* Work instructions: Quote the records that follow in full and exactly; leave out the pictures.

* Dataset extract:
--- start ---
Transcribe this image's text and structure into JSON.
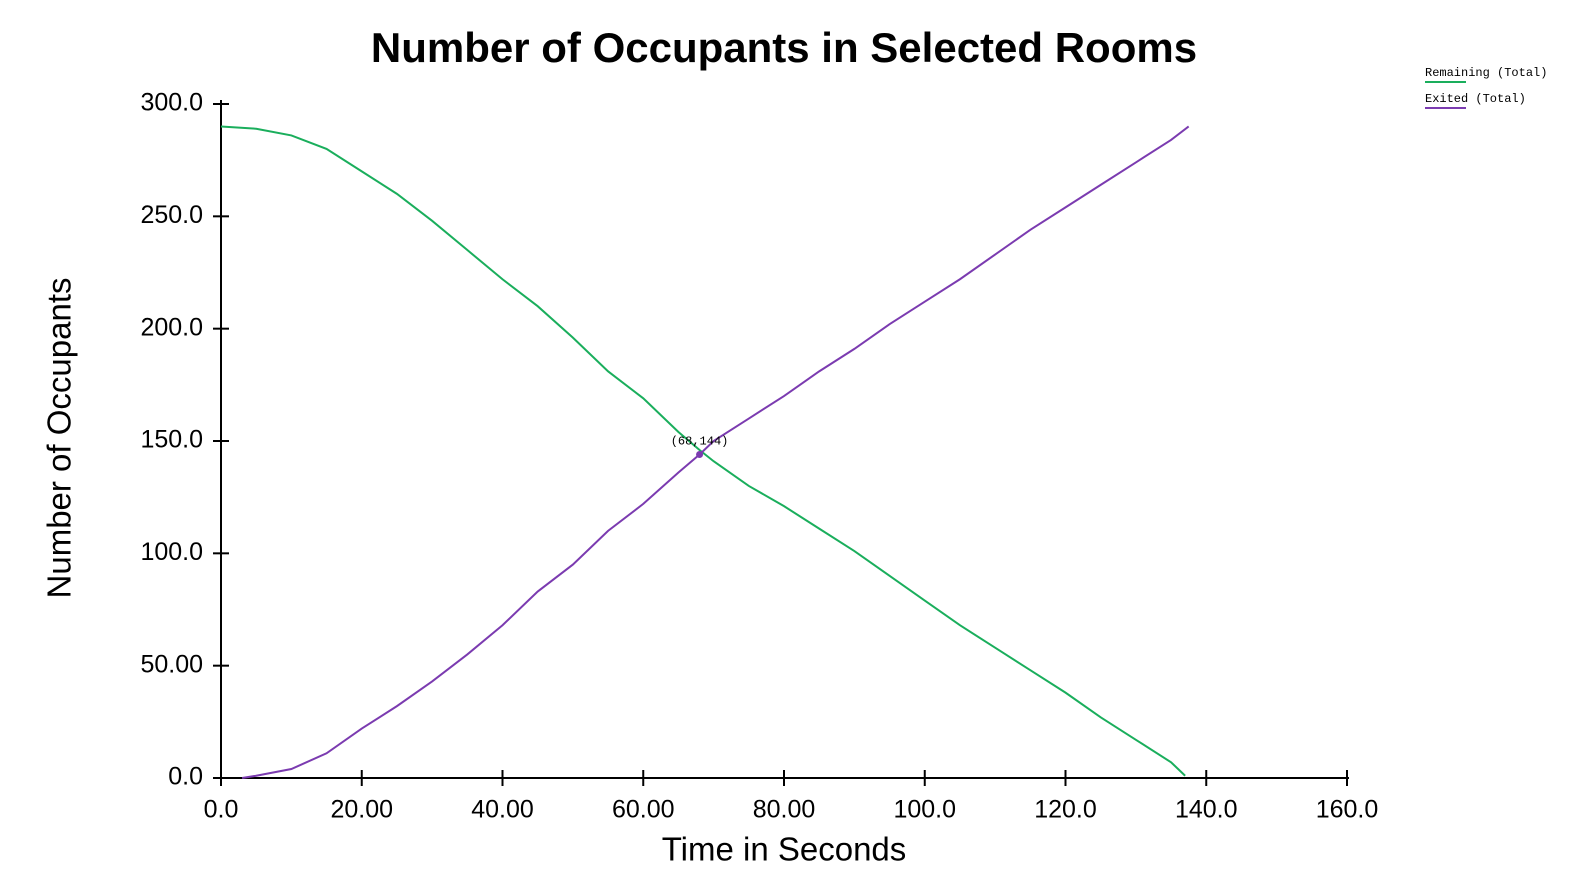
{
  "chart_data": {
    "type": "line",
    "title": "Number of Occupants in Selected Rooms",
    "xlabel": "Time in Seconds",
    "ylabel": "Number of Occupants",
    "xlim": [
      0,
      160
    ],
    "xticks": [
      {
        "value": 0,
        "label": "0.0"
      },
      {
        "value": 20,
        "label": "20.00"
      },
      {
        "value": 40,
        "label": "40.00"
      },
      {
        "value": 60,
        "label": "60.00"
      },
      {
        "value": 80,
        "label": "80.00"
      },
      {
        "value": 100,
        "label": "100.0"
      },
      {
        "value": 120,
        "label": "120.0"
      },
      {
        "value": 140,
        "label": "140.0"
      },
      {
        "value": 160,
        "label": "160.0"
      }
    ],
    "ylim": [
      0,
      300
    ],
    "yticks": [
      {
        "value": 0,
        "label": "0.0"
      },
      {
        "value": 50,
        "label": "50.00"
      },
      {
        "value": 100,
        "label": "100.0"
      },
      {
        "value": 150,
        "label": "150.0"
      },
      {
        "value": 200,
        "label": "200.0"
      },
      {
        "value": 250,
        "label": "250.0"
      },
      {
        "value": 300,
        "label": "300.0"
      }
    ],
    "legend": "top-right",
    "series": [
      {
        "name": "Remaining (Total)",
        "color": "#1aae5c",
        "x": [
          0,
          5,
          10,
          15,
          20,
          25,
          30,
          35,
          40,
          45,
          50,
          55,
          60,
          65,
          68,
          70,
          75,
          80,
          85,
          90,
          95,
          100,
          105,
          110,
          115,
          120,
          125,
          130,
          135,
          137
        ],
        "values": [
          290,
          289,
          286,
          280,
          270,
          260,
          248,
          235,
          222,
          210,
          196,
          181,
          169,
          154,
          146,
          141,
          130,
          121,
          111,
          101,
          90,
          79,
          68,
          58,
          48,
          38,
          27,
          17,
          7,
          1
        ]
      },
      {
        "name": "Exited (Total)",
        "color": "#7b3bb0",
        "x": [
          3,
          5,
          10,
          15,
          20,
          25,
          30,
          35,
          40,
          45,
          50,
          55,
          60,
          65,
          68,
          70,
          75,
          80,
          85,
          90,
          95,
          100,
          105,
          110,
          115,
          120,
          125,
          130,
          135,
          137.5
        ],
        "values": [
          0,
          1,
          4,
          11,
          22,
          32,
          43,
          55,
          68,
          83,
          95,
          110,
          122,
          136,
          144,
          150,
          160,
          170,
          181,
          191,
          202,
          212,
          222,
          233,
          244,
          254,
          264,
          274,
          284,
          290
        ]
      }
    ],
    "annotation": {
      "x": 68,
      "y": 144,
      "label": "(68,144)"
    }
  }
}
--- end ---
* Exercise response:
Transcribe this image's text and structure into JSON.
{
  "chart_data": {
    "type": "line",
    "title": "Number of Occupants in Selected Rooms",
    "xlabel": "Time in Seconds",
    "ylabel": "Number of Occupants",
    "xlim": [
      0,
      160
    ],
    "xticks": [
      {
        "value": 0,
        "label": "0.0"
      },
      {
        "value": 20,
        "label": "20.00"
      },
      {
        "value": 40,
        "label": "40.00"
      },
      {
        "value": 60,
        "label": "60.00"
      },
      {
        "value": 80,
        "label": "80.00"
      },
      {
        "value": 100,
        "label": "100.0"
      },
      {
        "value": 120,
        "label": "120.0"
      },
      {
        "value": 140,
        "label": "140.0"
      },
      {
        "value": 160,
        "label": "160.0"
      }
    ],
    "ylim": [
      0,
      300
    ],
    "yticks": [
      {
        "value": 0,
        "label": "0.0"
      },
      {
        "value": 50,
        "label": "50.00"
      },
      {
        "value": 100,
        "label": "100.0"
      },
      {
        "value": 150,
        "label": "150.0"
      },
      {
        "value": 200,
        "label": "200.0"
      },
      {
        "value": 250,
        "label": "250.0"
      },
      {
        "value": 300,
        "label": "300.0"
      }
    ],
    "legend": "top-right",
    "series": [
      {
        "name": "Remaining (Total)",
        "color": "#1aae5c",
        "x": [
          0,
          5,
          10,
          15,
          20,
          25,
          30,
          35,
          40,
          45,
          50,
          55,
          60,
          65,
          68,
          70,
          75,
          80,
          85,
          90,
          95,
          100,
          105,
          110,
          115,
          120,
          125,
          130,
          135,
          137
        ],
        "values": [
          290,
          289,
          286,
          280,
          270,
          260,
          248,
          235,
          222,
          210,
          196,
          181,
          169,
          154,
          146,
          141,
          130,
          121,
          111,
          101,
          90,
          79,
          68,
          58,
          48,
          38,
          27,
          17,
          7,
          1
        ]
      },
      {
        "name": "Exited (Total)",
        "color": "#7b3bb0",
        "x": [
          3,
          5,
          10,
          15,
          20,
          25,
          30,
          35,
          40,
          45,
          50,
          55,
          60,
          65,
          68,
          70,
          75,
          80,
          85,
          90,
          95,
          100,
          105,
          110,
          115,
          120,
          125,
          130,
          135,
          137.5
        ],
        "values": [
          0,
          1,
          4,
          11,
          22,
          32,
          43,
          55,
          68,
          83,
          95,
          110,
          122,
          136,
          144,
          150,
          160,
          170,
          181,
          191,
          202,
          212,
          222,
          233,
          244,
          254,
          264,
          274,
          284,
          290
        ]
      }
    ],
    "annotation": {
      "x": 68,
      "y": 144,
      "label": "(68,144)"
    }
  }
}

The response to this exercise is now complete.